→ What the task asks
Output all of the entries exactly as written.

Entries from a dataset
════════════════════

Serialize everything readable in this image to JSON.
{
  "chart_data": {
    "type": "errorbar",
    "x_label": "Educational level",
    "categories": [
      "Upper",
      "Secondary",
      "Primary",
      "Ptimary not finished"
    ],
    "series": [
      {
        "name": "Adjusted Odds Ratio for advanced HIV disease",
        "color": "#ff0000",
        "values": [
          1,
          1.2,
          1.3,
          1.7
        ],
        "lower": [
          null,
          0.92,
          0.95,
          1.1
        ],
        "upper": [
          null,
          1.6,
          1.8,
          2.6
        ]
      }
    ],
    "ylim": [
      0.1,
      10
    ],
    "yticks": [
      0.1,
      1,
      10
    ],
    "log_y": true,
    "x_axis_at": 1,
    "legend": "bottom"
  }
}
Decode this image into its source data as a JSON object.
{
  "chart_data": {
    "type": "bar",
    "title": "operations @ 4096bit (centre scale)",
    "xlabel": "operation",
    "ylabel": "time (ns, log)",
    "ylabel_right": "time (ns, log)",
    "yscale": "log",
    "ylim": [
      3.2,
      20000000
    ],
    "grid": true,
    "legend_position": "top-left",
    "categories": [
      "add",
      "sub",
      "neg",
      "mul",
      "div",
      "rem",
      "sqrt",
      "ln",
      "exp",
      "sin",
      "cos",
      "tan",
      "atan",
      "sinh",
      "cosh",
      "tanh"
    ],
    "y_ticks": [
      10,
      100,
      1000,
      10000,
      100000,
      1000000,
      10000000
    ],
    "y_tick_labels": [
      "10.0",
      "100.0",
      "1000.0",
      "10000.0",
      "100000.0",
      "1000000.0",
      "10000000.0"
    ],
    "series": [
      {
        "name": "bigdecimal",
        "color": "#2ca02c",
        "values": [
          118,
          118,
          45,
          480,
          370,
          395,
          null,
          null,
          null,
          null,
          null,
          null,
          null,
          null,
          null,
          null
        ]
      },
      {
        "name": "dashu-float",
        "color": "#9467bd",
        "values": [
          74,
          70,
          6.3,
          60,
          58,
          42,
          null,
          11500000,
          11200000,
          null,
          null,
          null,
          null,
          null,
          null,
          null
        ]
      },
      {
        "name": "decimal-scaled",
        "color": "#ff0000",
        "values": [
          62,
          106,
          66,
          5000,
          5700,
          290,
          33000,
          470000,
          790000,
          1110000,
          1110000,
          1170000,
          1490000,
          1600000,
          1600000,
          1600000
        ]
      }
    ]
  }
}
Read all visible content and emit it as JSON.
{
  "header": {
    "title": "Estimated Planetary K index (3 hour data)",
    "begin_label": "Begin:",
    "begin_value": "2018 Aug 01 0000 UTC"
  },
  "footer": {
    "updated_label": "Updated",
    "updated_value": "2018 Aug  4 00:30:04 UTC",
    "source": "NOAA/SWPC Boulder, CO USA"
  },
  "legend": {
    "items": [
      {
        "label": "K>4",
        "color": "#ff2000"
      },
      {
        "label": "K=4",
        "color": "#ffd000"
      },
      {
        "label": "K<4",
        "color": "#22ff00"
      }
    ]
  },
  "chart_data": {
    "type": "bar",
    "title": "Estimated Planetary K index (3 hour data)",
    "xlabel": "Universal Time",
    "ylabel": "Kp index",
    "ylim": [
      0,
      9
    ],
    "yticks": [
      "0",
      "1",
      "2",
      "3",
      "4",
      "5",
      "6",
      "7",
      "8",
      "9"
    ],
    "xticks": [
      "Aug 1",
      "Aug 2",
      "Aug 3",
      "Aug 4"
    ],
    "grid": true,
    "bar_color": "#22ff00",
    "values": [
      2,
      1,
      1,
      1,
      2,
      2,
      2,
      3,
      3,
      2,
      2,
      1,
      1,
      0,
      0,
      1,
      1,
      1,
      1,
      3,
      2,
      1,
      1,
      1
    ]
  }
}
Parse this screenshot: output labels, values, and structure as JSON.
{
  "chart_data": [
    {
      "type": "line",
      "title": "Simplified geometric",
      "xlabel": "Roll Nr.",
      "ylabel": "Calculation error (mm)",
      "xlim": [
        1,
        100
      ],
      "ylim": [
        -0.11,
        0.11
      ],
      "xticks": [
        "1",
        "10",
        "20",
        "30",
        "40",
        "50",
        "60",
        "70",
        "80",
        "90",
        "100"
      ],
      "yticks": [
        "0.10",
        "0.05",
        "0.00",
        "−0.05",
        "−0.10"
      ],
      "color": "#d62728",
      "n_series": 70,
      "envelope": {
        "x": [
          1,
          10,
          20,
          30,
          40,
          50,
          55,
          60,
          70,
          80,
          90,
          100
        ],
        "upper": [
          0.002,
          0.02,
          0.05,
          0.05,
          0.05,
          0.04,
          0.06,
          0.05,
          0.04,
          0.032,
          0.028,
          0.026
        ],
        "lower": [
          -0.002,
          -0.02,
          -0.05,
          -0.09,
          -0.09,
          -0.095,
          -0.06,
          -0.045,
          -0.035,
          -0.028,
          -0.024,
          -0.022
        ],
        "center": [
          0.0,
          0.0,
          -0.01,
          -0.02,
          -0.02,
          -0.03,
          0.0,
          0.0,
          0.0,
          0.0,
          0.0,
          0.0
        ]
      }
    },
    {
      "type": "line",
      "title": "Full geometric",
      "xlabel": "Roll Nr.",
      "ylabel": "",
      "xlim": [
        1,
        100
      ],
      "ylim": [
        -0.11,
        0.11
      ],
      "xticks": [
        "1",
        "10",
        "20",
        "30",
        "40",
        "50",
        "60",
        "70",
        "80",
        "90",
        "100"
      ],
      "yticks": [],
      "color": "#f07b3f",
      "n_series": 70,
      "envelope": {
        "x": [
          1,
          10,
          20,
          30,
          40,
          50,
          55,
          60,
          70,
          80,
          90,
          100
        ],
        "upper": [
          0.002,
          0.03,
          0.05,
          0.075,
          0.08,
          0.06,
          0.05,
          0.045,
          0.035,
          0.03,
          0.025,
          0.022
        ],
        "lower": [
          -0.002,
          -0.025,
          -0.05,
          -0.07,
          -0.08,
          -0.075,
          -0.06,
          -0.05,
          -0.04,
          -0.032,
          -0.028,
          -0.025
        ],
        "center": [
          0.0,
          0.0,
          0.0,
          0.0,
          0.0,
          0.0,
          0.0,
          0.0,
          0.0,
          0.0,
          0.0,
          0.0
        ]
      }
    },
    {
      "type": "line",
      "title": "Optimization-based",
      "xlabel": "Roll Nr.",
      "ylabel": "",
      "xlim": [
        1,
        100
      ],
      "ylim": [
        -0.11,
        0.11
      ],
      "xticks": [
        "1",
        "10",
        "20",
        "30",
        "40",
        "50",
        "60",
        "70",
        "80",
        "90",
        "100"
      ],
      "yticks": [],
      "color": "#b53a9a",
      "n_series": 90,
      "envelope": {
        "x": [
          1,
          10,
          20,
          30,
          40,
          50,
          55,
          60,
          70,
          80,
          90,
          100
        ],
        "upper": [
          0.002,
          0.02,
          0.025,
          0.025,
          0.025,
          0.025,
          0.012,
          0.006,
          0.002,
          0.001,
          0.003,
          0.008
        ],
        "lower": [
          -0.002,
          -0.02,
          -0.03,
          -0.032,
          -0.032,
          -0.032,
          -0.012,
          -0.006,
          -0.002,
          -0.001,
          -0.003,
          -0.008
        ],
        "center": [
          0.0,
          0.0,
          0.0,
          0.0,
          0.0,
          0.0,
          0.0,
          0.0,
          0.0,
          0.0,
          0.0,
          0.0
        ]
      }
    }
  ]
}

════════════════════

→ The response
Serialize everything readable in this image to JSON.
{
  "chart_data": {
    "type": "errorbar",
    "x_label": "Educational level",
    "categories": [
      "Upper",
      "Secondary",
      "Primary",
      "Ptimary not finished"
    ],
    "series": [
      {
        "name": "Adjusted Odds Ratio for advanced HIV disease",
        "color": "#ff0000",
        "values": [
          1,
          1.2,
          1.3,
          1.7
        ],
        "lower": [
          null,
          0.92,
          0.95,
          1.1
        ],
        "upper": [
          null,
          1.6,
          1.8,
          2.6
        ]
      }
    ],
    "ylim": [
      0.1,
      10
    ],
    "yticks": [
      0.1,
      1,
      10
    ],
    "log_y": true,
    "x_axis_at": 1,
    "legend": "bottom"
  }
}
Decode this image into its source data as a JSON object.
{
  "chart_data": {
    "type": "bar",
    "title": "operations @ 4096bit (centre scale)",
    "xlabel": "operation",
    "ylabel": "time (ns, log)",
    "ylabel_right": "time (ns, log)",
    "yscale": "log",
    "ylim": [
      3.2,
      20000000
    ],
    "grid": true,
    "legend_position": "top-left",
    "categories": [
      "add",
      "sub",
      "neg",
      "mul",
      "div",
      "rem",
      "sqrt",
      "ln",
      "exp",
      "sin",
      "cos",
      "tan",
      "atan",
      "sinh",
      "cosh",
      "tanh"
    ],
    "y_ticks": [
      10,
      100,
      1000,
      10000,
      100000,
      1000000,
      10000000
    ],
    "y_tick_labels": [
      "10.0",
      "100.0",
      "1000.0",
      "10000.0",
      "100000.0",
      "1000000.0",
      "10000000.0"
    ],
    "series": [
      {
        "name": "bigdecimal",
        "color": "#2ca02c",
        "values": [
          118,
          118,
          45,
          480,
          370,
          395,
          null,
          null,
          null,
          null,
          null,
          null,
          null,
          null,
          null,
          null
        ]
      },
      {
        "name": "dashu-float",
        "color": "#9467bd",
        "values": [
          74,
          70,
          6.3,
          60,
          58,
          42,
          null,
          11500000,
          11200000,
          null,
          null,
          null,
          null,
          null,
          null,
          null
        ]
      },
      {
        "name": "decimal-scaled",
        "color": "#ff0000",
        "values": [
          62,
          106,
          66,
          5000,
          5700,
          290,
          33000,
          470000,
          790000,
          1110000,
          1110000,
          1170000,
          1490000,
          1600000,
          1600000,
          1600000
        ]
      }
    ]
  }
}
Read all visible content and emit it as JSON.
{
  "header": {
    "title": "Estimated Planetary K index (3 hour data)",
    "begin_label": "Begin:",
    "begin_value": "2018 Aug 01 0000 UTC"
  },
  "footer": {
    "updated_label": "Updated",
    "updated_value": "2018 Aug  4 00:30:04 UTC",
    "source": "NOAA/SWPC Boulder, CO USA"
  },
  "legend": {
    "items": [
      {
        "label": "K>4",
        "color": "#ff2000"
      },
      {
        "label": "K=4",
        "color": "#ffd000"
      },
      {
        "label": "K<4",
        "color": "#22ff00"
      }
    ]
  },
  "chart_data": {
    "type": "bar",
    "title": "Estimated Planetary K index (3 hour data)",
    "xlabel": "Universal Time",
    "ylabel": "Kp index",
    "ylim": [
      0,
      9
    ],
    "yticks": [
      "0",
      "1",
      "2",
      "3",
      "4",
      "5",
      "6",
      "7",
      "8",
      "9"
    ],
    "xticks": [
      "Aug 1",
      "Aug 2",
      "Aug 3",
      "Aug 4"
    ],
    "grid": true,
    "bar_color": "#22ff00",
    "values": [
      2,
      1,
      1,
      1,
      2,
      2,
      2,
      3,
      3,
      2,
      2,
      1,
      1,
      0,
      0,
      1,
      1,
      1,
      1,
      3,
      2,
      1,
      1,
      1
    ]
  }
}
Parse this screenshot: output labels, values, and structure as JSON.
{
  "chart_data": [
    {
      "type": "line",
      "title": "Simplified geometric",
      "xlabel": "Roll Nr.",
      "ylabel": "Calculation error (mm)",
      "xlim": [
        1,
        100
      ],
      "ylim": [
        -0.11,
        0.11
      ],
      "xticks": [
        "1",
        "10",
        "20",
        "30",
        "40",
        "50",
        "60",
        "70",
        "80",
        "90",
        "100"
      ],
      "yticks": [
        "0.10",
        "0.05",
        "0.00",
        "−0.05",
        "−0.10"
      ],
      "color": "#d62728",
      "n_series": 70,
      "envelope": {
        "x": [
          1,
          10,
          20,
          30,
          40,
          50,
          55,
          60,
          70,
          80,
          90,
          100
        ],
        "upper": [
          0.002,
          0.02,
          0.05,
          0.05,
          0.05,
          0.04,
          0.06,
          0.05,
          0.04,
          0.032,
          0.028,
          0.026
        ],
        "lower": [
          -0.002,
          -0.02,
          -0.05,
          -0.09,
          -0.09,
          -0.095,
          -0.06,
          -0.045,
          -0.035,
          -0.028,
          -0.024,
          -0.022
        ],
        "center": [
          0.0,
          0.0,
          -0.01,
          -0.02,
          -0.02,
          -0.03,
          0.0,
          0.0,
          0.0,
          0.0,
          0.0,
          0.0
        ]
      }
    },
    {
      "type": "line",
      "title": "Full geometric",
      "xlabel": "Roll Nr.",
      "ylabel": "",
      "xlim": [
        1,
        100
      ],
      "ylim": [
        -0.11,
        0.11
      ],
      "xticks": [
        "1",
        "10",
        "20",
        "30",
        "40",
        "50",
        "60",
        "70",
        "80",
        "90",
        "100"
      ],
      "yticks": [],
      "color": "#f07b3f",
      "n_series": 70,
      "envelope": {
        "x": [
          1,
          10,
          20,
          30,
          40,
          50,
          55,
          60,
          70,
          80,
          90,
          100
        ],
        "upper": [
          0.002,
          0.03,
          0.05,
          0.075,
          0.08,
          0.06,
          0.05,
          0.045,
          0.035,
          0.03,
          0.025,
          0.022
        ],
        "lower": [
          -0.002,
          -0.025,
          -0.05,
          -0.07,
          -0.08,
          -0.075,
          -0.06,
          -0.05,
          -0.04,
          -0.032,
          -0.028,
          -0.025
        ],
        "center": [
          0.0,
          0.0,
          0.0,
          0.0,
          0.0,
          0.0,
          0.0,
          0.0,
          0.0,
          0.0,
          0.0,
          0.0
        ]
      }
    },
    {
      "type": "line",
      "title": "Optimization-based",
      "xlabel": "Roll Nr.",
      "ylabel": "",
      "xlim": [
        1,
        100
      ],
      "ylim": [
        -0.11,
        0.11
      ],
      "xticks": [
        "1",
        "10",
        "20",
        "30",
        "40",
        "50",
        "60",
        "70",
        "80",
        "90",
        "100"
      ],
      "yticks": [],
      "color": "#b53a9a",
      "n_series": 90,
      "envelope": {
        "x": [
          1,
          10,
          20,
          30,
          40,
          50,
          55,
          60,
          70,
          80,
          90,
          100
        ],
        "upper": [
          0.002,
          0.02,
          0.025,
          0.025,
          0.025,
          0.025,
          0.012,
          0.006,
          0.002,
          0.001,
          0.003,
          0.008
        ],
        "lower": [
          -0.002,
          -0.02,
          -0.03,
          -0.032,
          -0.032,
          -0.032,
          -0.012,
          -0.006,
          -0.002,
          -0.001,
          -0.003,
          -0.008
        ],
        "center": [
          0.0,
          0.0,
          0.0,
          0.0,
          0.0,
          0.0,
          0.0,
          0.0,
          0.0,
          0.0,
          0.0,
          0.0
        ]
      }
    }
  ]
}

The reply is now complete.